## PROBLEMS TO SOLVE
**1.** Decide whether each statement below agrees with the news article about the Crawford County Council. Answer yes or no, and quote the deciding words of the article.
(a) The CARES program serves students from kindergarten through grade eight.
(b) CARES plans to sell 500 board games at $30 each.
(c) Commissioner Jim Schultz attended the meeting.
**2.** Pick up the news article about the Crawford County Council after its last sentence and continue it.

## PAGE TEXT
____________________

OKs funding to repair Milltown 'curved bridge'


March 19, 2008
Short on county funds but not on a desire to help, the Crawford County Council literally passed the hat last Tuesday night for a fund-raiser for the CARES before- and after-school program in the county.

The councilmen, along with others in the audience, including county commissioners Larry Bye and Randy Gilmore, gave $40 each to purchase the "court" space for $400 on a Crawford County version of the popular board game "Monopoly" that CARES is making. Bye even threw in an extra $40 for Commissioner Jim Schultz who was absent, as did the council for Councilman Jim Taylor, who also wasn't at the meeting.

CARES Director Kim Grizzel said the organization, which serves Crawford County students in grades kindergarten through eight, is selling spaces on Crawfordopoly, being produced by "Your Town"-Opoly, in part because federal grant dollars that have provided the bulk of the program's funding are running out soon and future federal funding remains in doubt.

"I wanted to give you all the option of having the court space first," Grizzel told the council.

She said businesses have already bought the rights to other spaces, which will feature the businesses' names and photos.

"In light of the (difficult financial) position the county is in, we're going to personally do this," Council Vice President Daniel Crecelius said, taking off his red baseball cap and passing it around the table.

Grizzel said the naming rights will pay the manufacturing costs, allowing the CARES program to keep all of the revenue from the actual sales of each board game. CARES currently plans on selling 500 board games at $25 each, but may have to order additional games, as the response from the public has been positive, she said.

In another matter, the council voted 6-0 to provide up to $59,000 for repair of County Bridge No. 129, more commonly known as the "curved bridge," near Milltown that was recently closed following an inspection.

____________________

## ENTRIES
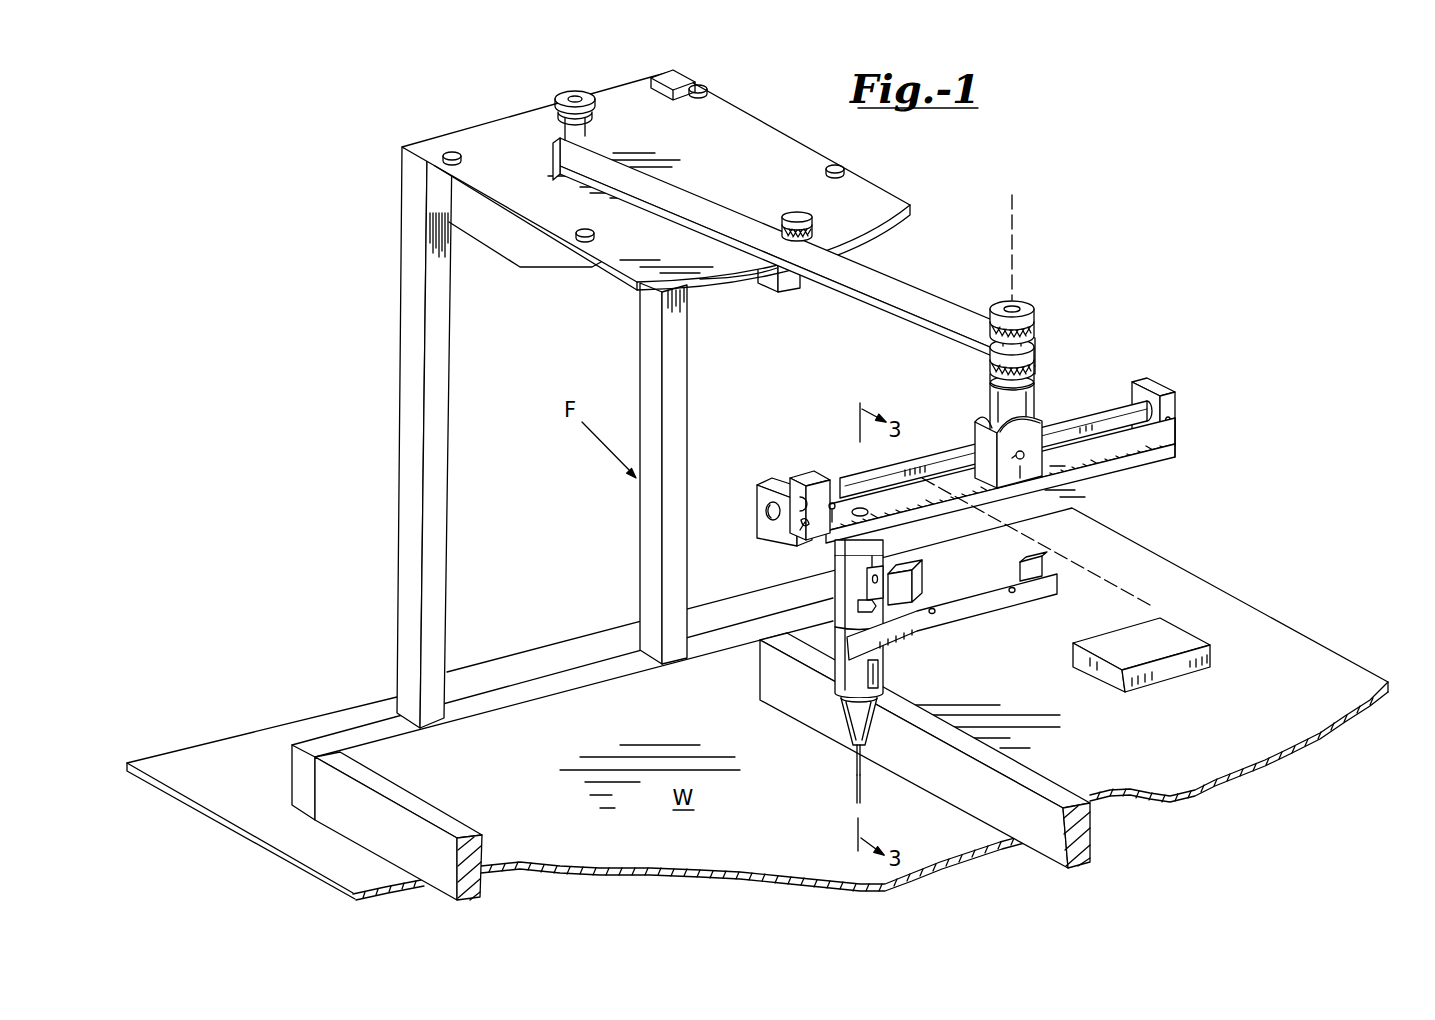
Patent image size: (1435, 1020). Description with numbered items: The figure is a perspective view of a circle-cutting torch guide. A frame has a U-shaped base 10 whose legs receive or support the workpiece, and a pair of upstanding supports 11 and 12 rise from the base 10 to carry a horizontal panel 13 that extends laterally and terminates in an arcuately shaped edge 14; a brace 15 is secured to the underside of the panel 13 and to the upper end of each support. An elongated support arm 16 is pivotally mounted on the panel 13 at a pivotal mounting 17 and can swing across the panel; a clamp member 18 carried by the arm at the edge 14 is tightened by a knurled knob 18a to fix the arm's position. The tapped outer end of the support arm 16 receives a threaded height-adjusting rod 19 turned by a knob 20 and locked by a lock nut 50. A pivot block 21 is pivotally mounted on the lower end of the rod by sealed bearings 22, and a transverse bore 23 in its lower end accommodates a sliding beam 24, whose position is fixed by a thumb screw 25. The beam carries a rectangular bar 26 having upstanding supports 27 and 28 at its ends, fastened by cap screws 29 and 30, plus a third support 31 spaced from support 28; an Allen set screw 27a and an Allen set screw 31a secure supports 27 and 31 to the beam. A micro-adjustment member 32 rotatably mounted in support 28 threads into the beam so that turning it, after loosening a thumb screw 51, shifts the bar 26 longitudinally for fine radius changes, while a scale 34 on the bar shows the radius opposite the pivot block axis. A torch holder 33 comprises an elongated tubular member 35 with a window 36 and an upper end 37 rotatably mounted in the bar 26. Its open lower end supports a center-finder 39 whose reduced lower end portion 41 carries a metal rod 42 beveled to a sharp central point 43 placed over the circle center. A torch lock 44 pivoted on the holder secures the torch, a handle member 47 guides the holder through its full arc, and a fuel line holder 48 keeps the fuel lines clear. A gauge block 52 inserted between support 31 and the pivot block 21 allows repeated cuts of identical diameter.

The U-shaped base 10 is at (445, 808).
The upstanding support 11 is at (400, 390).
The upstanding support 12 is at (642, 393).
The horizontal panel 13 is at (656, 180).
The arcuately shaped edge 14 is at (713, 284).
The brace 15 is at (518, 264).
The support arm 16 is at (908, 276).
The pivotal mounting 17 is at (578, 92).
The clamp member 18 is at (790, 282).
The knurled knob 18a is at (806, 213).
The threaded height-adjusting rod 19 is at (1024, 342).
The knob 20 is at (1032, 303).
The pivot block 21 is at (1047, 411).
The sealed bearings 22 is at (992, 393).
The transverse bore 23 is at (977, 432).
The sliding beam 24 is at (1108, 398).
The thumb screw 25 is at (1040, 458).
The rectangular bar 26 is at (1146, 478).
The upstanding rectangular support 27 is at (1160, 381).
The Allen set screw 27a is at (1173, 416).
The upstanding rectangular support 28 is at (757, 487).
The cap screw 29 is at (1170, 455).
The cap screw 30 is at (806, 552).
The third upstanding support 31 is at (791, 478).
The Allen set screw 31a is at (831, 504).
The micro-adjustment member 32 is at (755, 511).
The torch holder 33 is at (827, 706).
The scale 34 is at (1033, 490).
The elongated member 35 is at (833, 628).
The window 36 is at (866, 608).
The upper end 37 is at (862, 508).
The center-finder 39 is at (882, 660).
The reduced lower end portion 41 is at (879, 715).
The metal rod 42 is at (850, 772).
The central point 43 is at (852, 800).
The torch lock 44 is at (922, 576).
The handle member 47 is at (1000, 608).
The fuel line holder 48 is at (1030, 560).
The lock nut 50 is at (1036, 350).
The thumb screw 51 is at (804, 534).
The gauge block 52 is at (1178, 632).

____________________

## IN RESPONSE
**1.**
(a) Yes: "serves Crawford County students in grades kindergarten through eight"
(b) No: "CARES currently plans on selling 500 board games at $25 each"
(c) No: "Bye even threw in an extra $40 for Commissioner Jim Schultz who was absent"

**2.**
Bye told the council that the project engineer indicated the estimated cost for design of a temporary support for the beams in one of the spans will range from $5,000 to $9,000, while construction will cost another $25,000 to $50,000.

"I don't need the money tonight. I just wanted to give you an update," he said.

The council still must advertise the transfer, but voted to move $59,000 from the Economic Development Income Tax Fund for the work.

The council also voted 6-0 to give Hoosier Hills PACT $2,000 from the Riverboat Wagering Tax Fund.

The agency was one of a few that the council didn't include in the county's 2008 budget because of funding concerns.

Hoosier Hills PACT Director Jon Kuss offered a brief overview of the services the agency provides in the county.

"PACT is pretty bad at promoting ourselves, and I'm not sure many people in the county know what we're doing," he said.

The agency oversees a community service worker program that provided about $30,000 worth (based on a typical $10 per hour rate) of free labor in the county during the past year, Kuss said.

Other programs, he said, include working with youth and their families at Crawford County Junior-Senior High School, offering a victim's advocate in the court system, and providing the same substance abuse curriculum to Indiana Department of Correction inmates in the Crawford County Jail that they would receive if housed at an IDOC facility.

Kuss said the agency was requesting $10,000 from the county.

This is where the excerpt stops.